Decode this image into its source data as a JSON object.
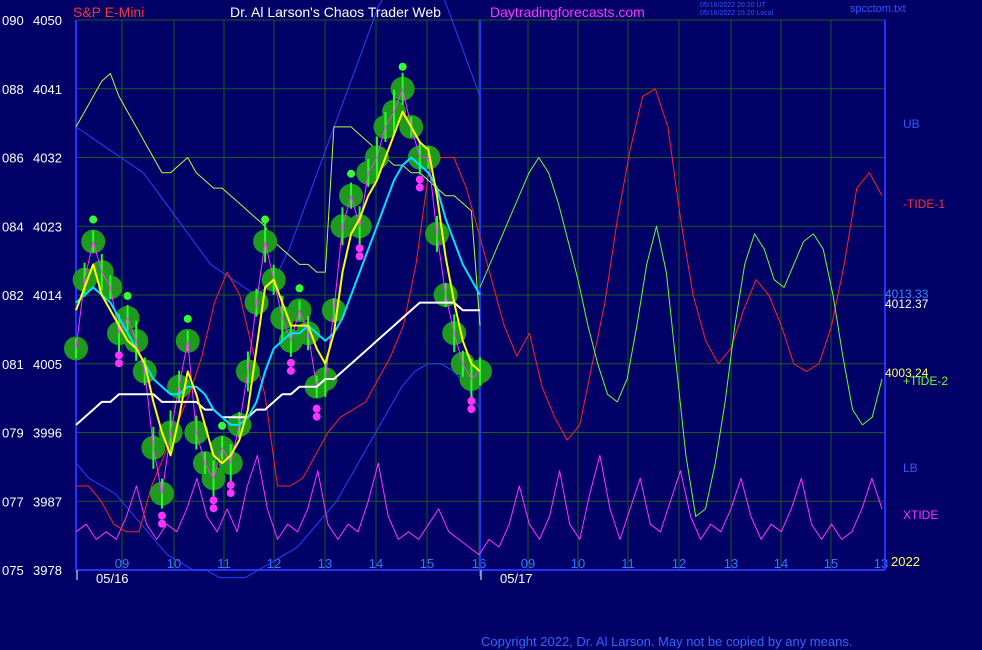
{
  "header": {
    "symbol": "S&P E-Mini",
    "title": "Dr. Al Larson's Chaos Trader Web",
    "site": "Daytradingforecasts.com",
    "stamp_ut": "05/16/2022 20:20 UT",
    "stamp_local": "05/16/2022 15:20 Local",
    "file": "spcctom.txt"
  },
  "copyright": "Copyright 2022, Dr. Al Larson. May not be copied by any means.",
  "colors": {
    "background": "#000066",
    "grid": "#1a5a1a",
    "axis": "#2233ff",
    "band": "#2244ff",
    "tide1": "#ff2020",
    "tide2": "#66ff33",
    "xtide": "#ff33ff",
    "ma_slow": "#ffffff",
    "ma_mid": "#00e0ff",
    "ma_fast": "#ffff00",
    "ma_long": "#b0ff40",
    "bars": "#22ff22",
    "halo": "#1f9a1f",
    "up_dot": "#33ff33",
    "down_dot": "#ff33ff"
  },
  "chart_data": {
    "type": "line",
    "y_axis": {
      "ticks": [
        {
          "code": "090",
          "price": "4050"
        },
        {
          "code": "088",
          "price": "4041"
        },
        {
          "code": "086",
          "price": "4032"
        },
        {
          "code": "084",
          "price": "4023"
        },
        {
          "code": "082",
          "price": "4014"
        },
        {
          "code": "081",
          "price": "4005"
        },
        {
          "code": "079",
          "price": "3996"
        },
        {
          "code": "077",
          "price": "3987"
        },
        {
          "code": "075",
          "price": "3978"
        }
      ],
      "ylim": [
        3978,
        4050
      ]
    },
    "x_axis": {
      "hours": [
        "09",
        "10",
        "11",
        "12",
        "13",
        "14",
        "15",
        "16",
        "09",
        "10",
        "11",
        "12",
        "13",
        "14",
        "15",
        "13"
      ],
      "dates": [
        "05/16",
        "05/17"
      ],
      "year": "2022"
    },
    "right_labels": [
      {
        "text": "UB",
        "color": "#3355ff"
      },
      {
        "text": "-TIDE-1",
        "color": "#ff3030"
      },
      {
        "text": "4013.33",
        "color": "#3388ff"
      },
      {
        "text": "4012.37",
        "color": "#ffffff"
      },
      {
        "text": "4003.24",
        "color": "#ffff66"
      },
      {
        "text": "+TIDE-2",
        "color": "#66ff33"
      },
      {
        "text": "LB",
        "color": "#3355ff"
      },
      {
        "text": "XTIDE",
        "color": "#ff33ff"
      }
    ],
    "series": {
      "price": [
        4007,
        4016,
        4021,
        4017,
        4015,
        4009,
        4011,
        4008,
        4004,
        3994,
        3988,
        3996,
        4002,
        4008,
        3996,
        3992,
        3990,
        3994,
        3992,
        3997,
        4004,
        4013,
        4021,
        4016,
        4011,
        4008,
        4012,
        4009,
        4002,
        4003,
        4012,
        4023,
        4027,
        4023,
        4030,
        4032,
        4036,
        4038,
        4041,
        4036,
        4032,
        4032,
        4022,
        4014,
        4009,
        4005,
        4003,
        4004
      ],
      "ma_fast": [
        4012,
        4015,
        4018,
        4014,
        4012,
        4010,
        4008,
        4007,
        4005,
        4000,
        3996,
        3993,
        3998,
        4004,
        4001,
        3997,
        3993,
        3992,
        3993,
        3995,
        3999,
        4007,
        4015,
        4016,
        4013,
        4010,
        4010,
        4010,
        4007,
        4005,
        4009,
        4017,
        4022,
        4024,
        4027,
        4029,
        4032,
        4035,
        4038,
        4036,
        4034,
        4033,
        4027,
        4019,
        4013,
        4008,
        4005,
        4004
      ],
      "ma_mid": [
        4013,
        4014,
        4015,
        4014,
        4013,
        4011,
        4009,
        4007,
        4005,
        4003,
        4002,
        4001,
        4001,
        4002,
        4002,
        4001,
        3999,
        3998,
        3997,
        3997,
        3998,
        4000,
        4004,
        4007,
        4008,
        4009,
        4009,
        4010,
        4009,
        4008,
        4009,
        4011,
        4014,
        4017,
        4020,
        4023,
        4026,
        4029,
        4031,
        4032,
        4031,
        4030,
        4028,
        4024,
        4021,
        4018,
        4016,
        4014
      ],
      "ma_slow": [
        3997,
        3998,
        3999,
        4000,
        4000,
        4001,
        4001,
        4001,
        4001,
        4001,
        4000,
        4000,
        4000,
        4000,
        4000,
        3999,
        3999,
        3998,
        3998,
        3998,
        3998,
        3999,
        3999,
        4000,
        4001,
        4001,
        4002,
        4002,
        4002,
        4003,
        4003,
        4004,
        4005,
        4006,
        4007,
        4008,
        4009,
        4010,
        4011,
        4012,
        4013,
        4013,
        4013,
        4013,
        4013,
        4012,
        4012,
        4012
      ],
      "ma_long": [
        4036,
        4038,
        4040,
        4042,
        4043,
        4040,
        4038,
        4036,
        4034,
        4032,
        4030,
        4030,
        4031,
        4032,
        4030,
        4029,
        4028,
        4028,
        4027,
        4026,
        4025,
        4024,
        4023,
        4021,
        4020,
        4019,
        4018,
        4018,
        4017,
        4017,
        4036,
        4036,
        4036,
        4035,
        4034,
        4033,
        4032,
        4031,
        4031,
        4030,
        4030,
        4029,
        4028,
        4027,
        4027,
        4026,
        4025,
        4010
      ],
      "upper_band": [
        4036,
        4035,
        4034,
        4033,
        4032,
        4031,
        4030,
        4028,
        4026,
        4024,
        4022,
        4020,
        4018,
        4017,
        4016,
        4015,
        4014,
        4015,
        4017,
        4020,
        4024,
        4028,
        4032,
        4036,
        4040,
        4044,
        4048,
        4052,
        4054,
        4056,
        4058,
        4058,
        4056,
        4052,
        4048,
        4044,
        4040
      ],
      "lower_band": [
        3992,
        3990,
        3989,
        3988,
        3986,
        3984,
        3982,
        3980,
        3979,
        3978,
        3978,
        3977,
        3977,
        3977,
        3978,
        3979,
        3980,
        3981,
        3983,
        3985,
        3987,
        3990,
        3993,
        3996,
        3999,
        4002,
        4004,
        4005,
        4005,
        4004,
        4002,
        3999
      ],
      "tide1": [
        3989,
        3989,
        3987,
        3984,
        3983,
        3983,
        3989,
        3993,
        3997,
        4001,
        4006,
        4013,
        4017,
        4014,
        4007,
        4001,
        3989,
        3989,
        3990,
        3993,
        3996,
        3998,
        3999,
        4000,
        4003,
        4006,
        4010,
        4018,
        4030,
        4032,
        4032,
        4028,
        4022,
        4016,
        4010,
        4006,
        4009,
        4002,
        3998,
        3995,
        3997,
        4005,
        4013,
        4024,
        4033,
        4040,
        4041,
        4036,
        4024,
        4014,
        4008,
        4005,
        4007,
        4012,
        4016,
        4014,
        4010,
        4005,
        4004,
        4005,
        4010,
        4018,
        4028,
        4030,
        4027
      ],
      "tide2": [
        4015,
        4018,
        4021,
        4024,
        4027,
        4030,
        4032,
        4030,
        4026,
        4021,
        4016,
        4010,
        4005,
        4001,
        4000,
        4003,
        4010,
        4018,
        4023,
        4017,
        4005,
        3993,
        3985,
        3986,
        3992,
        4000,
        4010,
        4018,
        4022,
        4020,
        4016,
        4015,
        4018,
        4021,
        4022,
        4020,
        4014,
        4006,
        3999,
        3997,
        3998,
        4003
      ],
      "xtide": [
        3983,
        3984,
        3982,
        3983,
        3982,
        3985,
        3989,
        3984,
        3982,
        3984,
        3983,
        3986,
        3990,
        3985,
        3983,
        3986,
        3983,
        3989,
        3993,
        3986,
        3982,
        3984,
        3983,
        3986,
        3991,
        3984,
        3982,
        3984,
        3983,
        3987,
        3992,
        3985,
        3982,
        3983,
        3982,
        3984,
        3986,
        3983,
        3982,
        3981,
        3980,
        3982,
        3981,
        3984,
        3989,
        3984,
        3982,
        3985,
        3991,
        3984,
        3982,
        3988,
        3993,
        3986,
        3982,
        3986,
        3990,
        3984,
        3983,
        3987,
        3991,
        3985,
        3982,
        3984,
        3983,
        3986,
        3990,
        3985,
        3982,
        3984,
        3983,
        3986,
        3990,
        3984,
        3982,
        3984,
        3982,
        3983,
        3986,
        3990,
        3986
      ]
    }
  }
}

> TASK BRIEF
Where a line holds "Larson", copy it out.

> THE SOLUTION
    "title": "Dr. Al Larson's Chaos Trader Web",
  "copyright": "Copyright 2022, Dr. Al Larson. May not be copied by any means.",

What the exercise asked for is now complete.